> [WRITTEN PROBLEM]: Copy the material below line for line without changing anything, and leave out the pictures.

** BEGIN EXERCISE INPUTS **

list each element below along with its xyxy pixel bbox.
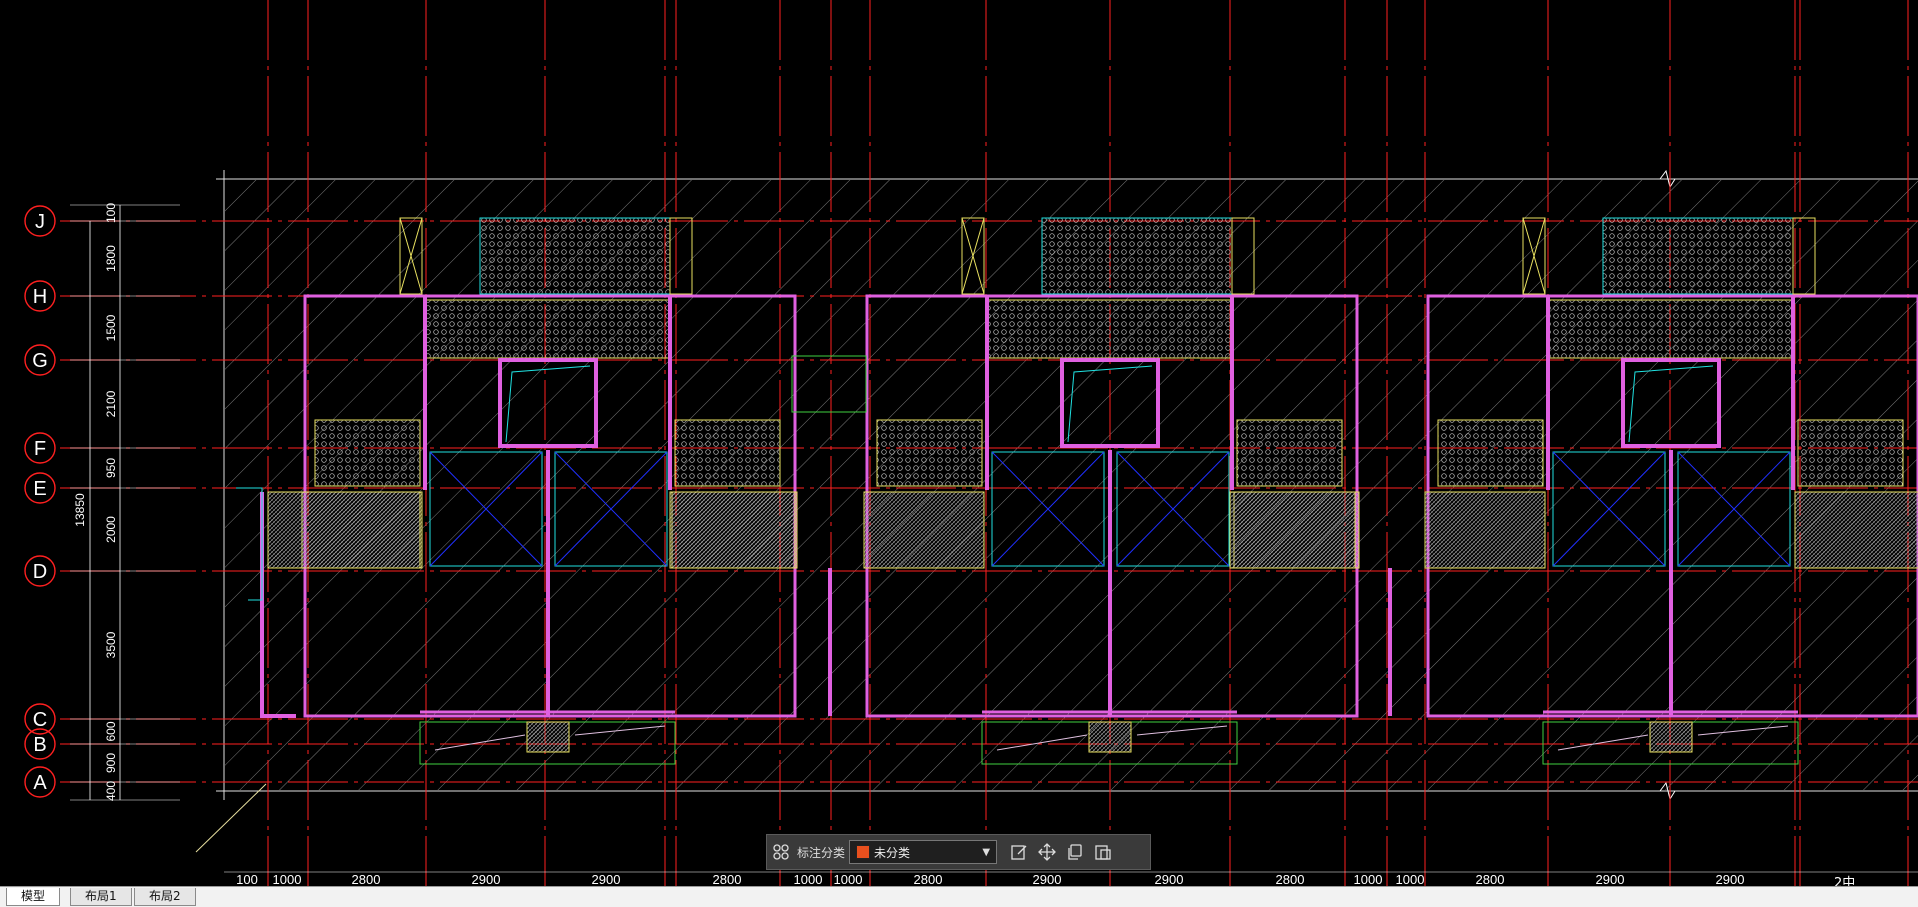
annotation-toolbar: 标注分类 未分类 ▼: [766, 834, 1151, 870]
room-hatch-right: [1797, 419, 1904, 487]
dim-left-label: 100: [104, 203, 118, 223]
dim-left-label: 400: [104, 781, 118, 801]
dim-bottom-label: 1000: [273, 872, 302, 886]
terrace-hatch: [986, 299, 1233, 359]
category-select[interactable]: 未分类 ▼: [849, 840, 998, 864]
dim-left-label: 1500: [104, 314, 118, 341]
dim-bottom-label: 2800: [1476, 872, 1505, 886]
dim-left-label: 950: [104, 458, 118, 478]
axis-bubbles: J H G FE D CBA: [24, 205, 56, 798]
dim-bottom-label: 1000: [794, 872, 823, 886]
dim-left-label: 2100: [104, 390, 118, 417]
edit-icon[interactable]: [1005, 838, 1033, 866]
stair-hatch-right: [1794, 491, 1918, 569]
terrace-hatch: [1547, 299, 1794, 359]
axis-bubble-label: H: [33, 286, 47, 308]
room-hatch-left: [314, 419, 421, 487]
category-color-swatch: [856, 845, 871, 859]
stair-hatch-west: [267, 491, 421, 569]
axis-bubble-label: G: [32, 350, 48, 372]
tab-layout-1[interactable]: 布局1: [70, 888, 132, 906]
bottom-column: [1649, 721, 1693, 753]
axis-bubble-label: A: [33, 772, 47, 794]
stair-hatch-middle: [669, 491, 796, 569]
copy-icon[interactable]: [1061, 838, 1089, 866]
layout-tab-bar: 模型 布局1 布局2: [0, 886, 1918, 907]
dim-bottom-label: 2800: [914, 872, 943, 886]
dim-left-label: 600: [104, 721, 118, 741]
dim-left-label: 3500: [104, 631, 118, 658]
stair-hatch-left: [1424, 491, 1546, 569]
dim-bottom-label: 2800: [1276, 872, 1305, 886]
dim-bottom-label: 2800: [352, 872, 381, 886]
room-hatch-left: [876, 419, 983, 487]
dim-bottom-label: 2800: [713, 872, 742, 886]
grid-icon[interactable]: [767, 838, 795, 866]
balcony-hatch: [1041, 217, 1233, 295]
category-label: 标注分类: [797, 845, 846, 860]
tab-layout-2[interactable]: 布局2: [134, 888, 196, 906]
leader-line: [195, 783, 267, 853]
axis-bubble-label: B: [33, 734, 46, 756]
terrace-hatch: [424, 299, 671, 359]
dim-left-label: 900: [104, 753, 118, 773]
axis-bubble-label: C: [33, 709, 47, 731]
dim-bottom-label: 2900: [1596, 872, 1625, 886]
dim-left-label: 2000: [104, 516, 118, 543]
bottom-column: [1088, 721, 1132, 753]
dim-bottom-label: 1000: [1396, 872, 1425, 886]
dim-left-label: 1800: [104, 245, 118, 272]
axis-bubble-label: J: [35, 211, 45, 233]
stair-hatch-middle: [1229, 491, 1356, 569]
dim-total-label: 13850: [73, 493, 87, 527]
dim-bottom-label: 2900: [592, 872, 621, 886]
bottom-column: [526, 721, 570, 753]
dim-bottom-label: 2900: [1155, 872, 1184, 886]
dim-bottom-label: 100: [236, 872, 258, 886]
dim-bottom-label: 2900: [1033, 872, 1062, 886]
dim-bottom-label: 2900: [472, 872, 501, 886]
cad-drawing-canvas[interactable]: 100 1800 1500 2100 950 2000 3500 600 900 400 13850…: [0, 0, 1918, 886]
room-hatch-right: [674, 419, 781, 487]
room-hatch-right: [1236, 419, 1343, 487]
category-value: 未分类: [874, 845, 911, 860]
balcony-hatch: [479, 217, 671, 295]
paste-icon[interactable]: [1089, 838, 1117, 866]
balcony-hatch: [1602, 217, 1794, 295]
chevron-down-icon: ▼: [982, 846, 991, 858]
tab-model[interactable]: 模型: [6, 888, 61, 906]
room-hatch-left: [1437, 419, 1544, 487]
dim-bottom-label: 2900: [1716, 872, 1745, 886]
dim-bottom-label: 1000: [834, 872, 863, 886]
move-icon[interactable]: [1033, 838, 1061, 866]
stair-hatch-left: [863, 491, 985, 569]
axis-bubble-label: F: [34, 438, 46, 460]
dim-bottom-label: 1000: [1354, 872, 1383, 886]
axis-bubble-label: D: [33, 561, 47, 583]
axis-bubble-label: E: [33, 478, 46, 500]
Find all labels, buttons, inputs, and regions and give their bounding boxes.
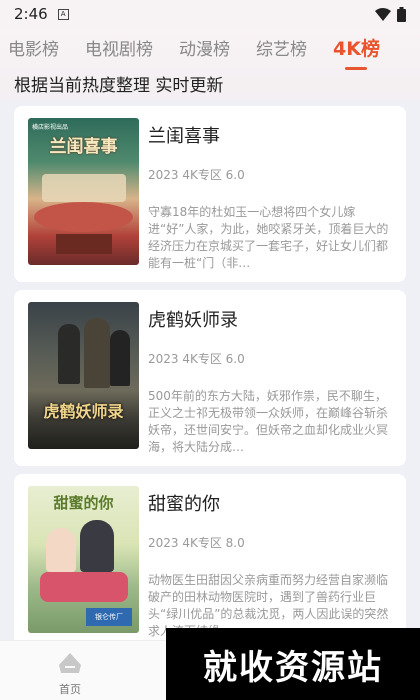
poster-badge: 银仑传厂 [86,608,132,626]
card-title[interactable]: 甜蜜的你 [148,490,220,516]
card-meta: 2023 4K专区 6.0 [148,352,245,366]
nav-home[interactable]: 首页 [52,651,88,697]
poster-image[interactable]: 虎鹤妖师录 [28,302,139,449]
media-card[interactable]: 虎鹤妖师录 虎鹤妖师录 2023 4K专区 6.0 500年前的东方大陆，妖邪作… [14,290,406,466]
card-description: 500年前的东方大陆，妖邪作祟，民不聊生，正义之士祁无极带领一众妖师，在巅峰谷斩… [148,389,389,454]
card-title[interactable]: 虎鹤妖师录 [148,306,238,332]
status-bar: 2:46 A [0,0,420,28]
wifi-icon [375,7,391,21]
tab-anime[interactable]: 动漫榜 [179,35,230,60]
nav-home-label: 首页 [59,683,81,696]
poster-badge: 横店影视出品 [32,124,69,131]
status-time: 2:46 [14,5,48,23]
poster-title: 甜蜜的你 [53,494,114,512]
poster-image[interactable]: 甜蜜的你 银仑传厂 [28,486,139,633]
status-icons [375,6,406,22]
tab-tv-series[interactable]: 电视剧榜 [85,35,153,60]
card-title[interactable]: 兰闺喜事 [148,122,220,148]
poster-title: 兰闺喜事 [49,137,118,157]
ranking-tabs: 电影榜 电视剧榜 动漫榜 综艺榜 4K榜 [0,28,420,70]
tab-4k[interactable]: 4K榜 [333,34,380,70]
card-meta: 2023 4K专区 6.0 [148,168,245,182]
poster-title: 虎鹤妖师录 [43,402,124,421]
tab-variety[interactable]: 综艺榜 [256,35,307,60]
home-icon [59,653,81,673]
notification-icon: A [57,8,69,20]
watermark: 就收资源站 [166,628,420,700]
media-card[interactable]: 甜蜜的你 银仑传厂 甜蜜的你 2023 4K专区 8.0 动物医生田甜因父亲病重… [14,474,406,650]
media-card[interactable]: 横店影视出品 兰闺喜事 兰闺喜事 2023 4K专区 6.0 守寡18年的杜如玉… [14,106,406,282]
card-meta: 2023 4K专区 8.0 [148,536,245,550]
battery-icon [397,6,406,22]
tab-movies[interactable]: 电影榜 [8,35,59,60]
poster-image[interactable]: 横店影视出品 兰闺喜事 [28,118,139,265]
header: 电影榜 电视剧榜 动漫榜 综艺榜 4K榜 根据当前热度整理 实时更新 [0,28,420,100]
card-description: 守寡18年的杜如玉一心想将四个女儿嫁进“好”人家，为此，她咬紧牙关，顶着巨大的经… [148,205,389,270]
page-subtitle: 根据当前热度整理 实时更新 [14,76,224,96]
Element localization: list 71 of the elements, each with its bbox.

** END EXERCISE INPUTS **

> [EXPECTED OUTPUT]:
list each element below along with its xyxy pixel bbox.
annotation-toolbar: 标注分类 未分类 ▼: [766, 834, 1151, 870]
room-hatch-right: [1797, 419, 1904, 487]
dim-left-label: 100: [104, 203, 118, 223]
dim-left-label: 400: [104, 781, 118, 801]
dim-bottom-label: 1000: [273, 872, 302, 886]
terrace-hatch: [986, 299, 1233, 359]
category-select[interactable]: 未分类 ▼: [849, 840, 998, 864]
dim-left-label: 1500: [104, 314, 118, 341]
dim-bottom-label: 2800: [1476, 872, 1505, 886]
dim-left-label: 950: [104, 458, 118, 478]
axis-bubbles: J H G FE D CBA: [24, 205, 56, 798]
dim-bottom-label: 1000: [794, 872, 823, 886]
dim-left-label: 2100: [104, 390, 118, 417]
edit-icon[interactable]: [1005, 838, 1033, 866]
stair-hatch-right: [1794, 491, 1918, 569]
terrace-hatch: [1547, 299, 1794, 359]
axis-bubble-label: H: [33, 286, 47, 308]
room-hatch-left: [314, 419, 421, 487]
category-color-swatch: [856, 845, 871, 859]
stair-hatch-west: [267, 491, 421, 569]
axis-bubble-label: G: [32, 350, 48, 372]
tab-layout-1[interactable]: 布局1: [70, 888, 132, 906]
bottom-column: [1649, 721, 1693, 753]
axis-bubble-label: A: [33, 772, 47, 794]
stair-hatch-middle: [669, 491, 796, 569]
copy-icon[interactable]: [1061, 838, 1089, 866]
layout-tab-bar: 模型 布局1 布局2: [0, 886, 1918, 907]
dim-bottom-label: 2800: [914, 872, 943, 886]
dim-left-label: 600: [104, 721, 118, 741]
dim-left-label: 3500: [104, 631, 118, 658]
stair-hatch-left: [1424, 491, 1546, 569]
dim-bottom-label: 2800: [1276, 872, 1305, 886]
dim-bottom-label: 2800: [352, 872, 381, 886]
room-hatch-left: [876, 419, 983, 487]
dim-bottom-label: 2800: [713, 872, 742, 886]
grid-icon[interactable]: [767, 838, 795, 866]
balcony-hatch: [1041, 217, 1233, 295]
category-label: 标注分类: [797, 845, 846, 860]
tab-layout-2[interactable]: 布局2: [134, 888, 196, 906]
leader-line: [195, 783, 267, 853]
axis-bubble-label: B: [33, 734, 46, 756]
terrace-hatch: [424, 299, 671, 359]
dim-left-label: 900: [104, 753, 118, 773]
axis-bubble-label: C: [33, 709, 47, 731]
dim-bottom-label: 2900: [1596, 872, 1625, 886]
dim-left-label: 2000: [104, 516, 118, 543]
bottom-column: [1088, 721, 1132, 753]
dim-bottom-label: 1000: [1396, 872, 1425, 886]
dim-left-label: 1800: [104, 245, 118, 272]
axis-bubble-label: J: [35, 211, 45, 233]
stair-hatch-middle: [1229, 491, 1356, 569]
dim-total-label: 13850: [73, 493, 87, 527]
dim-bottom-label: 2900: [592, 872, 621, 886]
bottom-column: [526, 721, 570, 753]
dim-bottom-label: 2900: [1155, 872, 1184, 886]
dim-bottom-label: 100: [236, 872, 258, 886]
dim-bottom-label: 2900: [1033, 872, 1062, 886]
dim-bottom-label: 2900: [472, 872, 501, 886]
cad-drawing-canvas[interactable]: 100 1800 1500 2100 950 2000 3500 600 900 400 13850…: [0, 0, 1918, 886]
room-hatch-right: [674, 419, 781, 487]
room-hatch-right: [1236, 419, 1343, 487]
category-value: 未分类: [874, 845, 911, 860]
balcony-hatch: [479, 217, 671, 295]
paste-icon[interactable]: [1089, 838, 1117, 866]
balcony-hatch: [1602, 217, 1794, 295]
chevron-down-icon: ▼: [982, 846, 991, 858]
tab-model[interactable]: 模型: [6, 888, 61, 906]
room-hatch-left: [1437, 419, 1544, 487]
dim-bottom-label: 2900: [1716, 872, 1745, 886]
dim-bottom-label: 1000: [834, 872, 863, 886]
move-icon[interactable]: [1033, 838, 1061, 866]
stair-hatch-left: [863, 491, 985, 569]
axis-bubble-label: F: [34, 438, 46, 460]
dim-bottom-label: 1000: [1354, 872, 1383, 886]
axis-bubble-label: D: [33, 561, 47, 583]
axis-bubble-label: E: [33, 478, 46, 500]
Find all labels, buttons, inputs, and regions and give their bounding boxes.
poster-badge: 银仑传厂 [86,608,132,626]
card-title[interactable]: 甜蜜的你 [148,490,220,516]
card-meta: 2023 4K专区 6.0 [148,352,245,366]
nav-home[interactable]: 首页 [52,651,88,697]
poster-image[interactable]: 虎鹤妖师录 [28,302,139,449]
media-card[interactable]: 虎鹤妖师录 虎鹤妖师录 2023 4K专区 6.0 500年前的东方大陆，妖邪作… [14,290,406,466]
card-description: 500年前的东方大陆，妖邪作祟，民不聊生，正义之士祁无极带领一众妖师，在巅峰谷斩… [148,389,389,454]
card-title[interactable]: 虎鹤妖师录 [148,306,238,332]
status-bar: 2:46 A [0,0,420,28]
wifi-icon [375,7,391,21]
tab-anime[interactable]: 动漫榜 [179,35,230,60]
nav-home-label: 首页 [59,683,81,696]
poster-badge: 横店影视出品 [32,124,69,131]
status-time: 2:46 [14,5,48,23]
poster-title: 甜蜜的你 [53,494,114,512]
poster-image[interactable]: 甜蜜的你 银仑传厂 [28,486,139,633]
status-icons [375,6,406,22]
tab-tv-series[interactable]: 电视剧榜 [85,35,153,60]
card-title[interactable]: 兰闺喜事 [148,122,220,148]
poster-title: 兰闺喜事 [49,137,118,157]
ranking-tabs: 电影榜 电视剧榜 动漫榜 综艺榜 4K榜 [0,28,420,70]
tab-4k[interactable]: 4K榜 [333,34,380,70]
card-meta: 2023 4K专区 6.0 [148,168,245,182]
poster-title: 虎鹤妖师录 [43,402,124,421]
tab-variety[interactable]: 综艺榜 [256,35,307,60]
home-icon [59,653,81,673]
notification-icon: A [57,8,69,20]
watermark: 就收资源站 [166,628,420,700]
media-card[interactable]: 甜蜜的你 银仑传厂 甜蜜的你 2023 4K专区 8.0 动物医生田甜因父亲病重… [14,474,406,650]
media-card[interactable]: 横店影视出品 兰闺喜事 兰闺喜事 2023 4K专区 6.0 守寡18年的杜如玉… [14,106,406,282]
card-meta: 2023 4K专区 8.0 [148,536,245,550]
battery-icon [397,6,406,22]
tab-movies[interactable]: 电影榜 [8,35,59,60]
poster-image[interactable]: 横店影视出品 兰闺喜事 [28,118,139,265]
header: 电影榜 电视剧榜 动漫榜 综艺榜 4K榜 根据当前热度整理 实时更新 [0,28,420,100]
card-description: 守寡18年的杜如玉一心想将四个女儿嫁进“好”人家，为此，她咬紧牙关，顶着巨大的经… [148,205,389,270]
page-subtitle: 根据当前热度整理 实时更新 [14,76,224,96]
Element localization: list 71 of the elements, each with its bbox.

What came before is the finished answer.